[Excerpt from a dataset]
_ _ _ _ _ _ _

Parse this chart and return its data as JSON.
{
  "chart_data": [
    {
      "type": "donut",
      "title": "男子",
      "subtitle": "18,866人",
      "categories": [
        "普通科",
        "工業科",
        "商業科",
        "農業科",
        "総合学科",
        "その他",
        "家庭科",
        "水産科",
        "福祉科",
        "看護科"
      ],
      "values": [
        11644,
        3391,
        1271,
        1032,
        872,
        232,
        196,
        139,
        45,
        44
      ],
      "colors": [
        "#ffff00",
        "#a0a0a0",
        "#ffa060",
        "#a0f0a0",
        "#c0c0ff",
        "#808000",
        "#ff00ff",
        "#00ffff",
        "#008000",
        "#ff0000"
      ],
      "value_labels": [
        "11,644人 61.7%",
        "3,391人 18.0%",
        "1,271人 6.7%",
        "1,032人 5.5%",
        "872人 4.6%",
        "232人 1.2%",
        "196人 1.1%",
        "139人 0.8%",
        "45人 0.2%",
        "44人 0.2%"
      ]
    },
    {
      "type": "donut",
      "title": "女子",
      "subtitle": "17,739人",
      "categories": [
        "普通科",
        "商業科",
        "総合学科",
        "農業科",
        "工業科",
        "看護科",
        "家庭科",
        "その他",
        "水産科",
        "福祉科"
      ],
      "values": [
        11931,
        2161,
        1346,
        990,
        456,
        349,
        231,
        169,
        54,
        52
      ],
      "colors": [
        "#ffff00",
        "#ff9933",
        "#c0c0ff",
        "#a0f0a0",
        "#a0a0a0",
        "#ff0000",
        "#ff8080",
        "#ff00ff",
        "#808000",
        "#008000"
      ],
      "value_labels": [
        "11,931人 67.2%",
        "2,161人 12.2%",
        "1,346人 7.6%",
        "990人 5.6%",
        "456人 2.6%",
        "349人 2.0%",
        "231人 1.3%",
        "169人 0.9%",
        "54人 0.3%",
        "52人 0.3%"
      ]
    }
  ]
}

_ _ _ _ _ _ _

Each line of the material should be duplicated exactly, please.

### RESULT FOR THIS EXERCISE
Parse this chart and return its data as JSON.
{
  "chart_data": [
    {
      "type": "donut",
      "title": "男子",
      "subtitle": "18,866人",
      "categories": [
        "普通科",
        "工業科",
        "商業科",
        "農業科",
        "総合学科",
        "その他",
        "家庭科",
        "水産科",
        "福祉科",
        "看護科"
      ],
      "values": [
        11644,
        3391,
        1271,
        1032,
        872,
        232,
        196,
        139,
        45,
        44
      ],
      "colors": [
        "#ffff00",
        "#a0a0a0",
        "#ffa060",
        "#a0f0a0",
        "#c0c0ff",
        "#808000",
        "#ff00ff",
        "#00ffff",
        "#008000",
        "#ff0000"
      ],
      "value_labels": [
        "11,644人 61.7%",
        "3,391人 18.0%",
        "1,271人 6.7%",
        "1,032人 5.5%",
        "872人 4.6%",
        "232人 1.2%",
        "196人 1.1%",
        "139人 0.8%",
        "45人 0.2%",
        "44人 0.2%"
      ]
    },
    {
      "type": "donut",
      "title": "女子",
      "subtitle": "17,739人",
      "categories": [
        "普通科",
        "商業科",
        "総合学科",
        "農業科",
        "工業科",
        "看護科",
        "家庭科",
        "その他",
        "水産科",
        "福祉科"
      ],
      "values": [
        11931,
        2161,
        1346,
        990,
        456,
        349,
        231,
        169,
        54,
        52
      ],
      "colors": [
        "#ffff00",
        "#ff9933",
        "#c0c0ff",
        "#a0f0a0",
        "#a0a0a0",
        "#ff0000",
        "#ff8080",
        "#ff00ff",
        "#808000",
        "#008000"
      ],
      "value_labels": [
        "11,931人 67.2%",
        "2,161人 12.2%",
        "1,346人 7.6%",
        "990人 5.6%",
        "456人 2.6%",
        "349人 2.0%",
        "231人 1.3%",
        "169人 0.9%",
        "54人 0.3%",
        "52人 0.3%"
      ]
    }
  ]
}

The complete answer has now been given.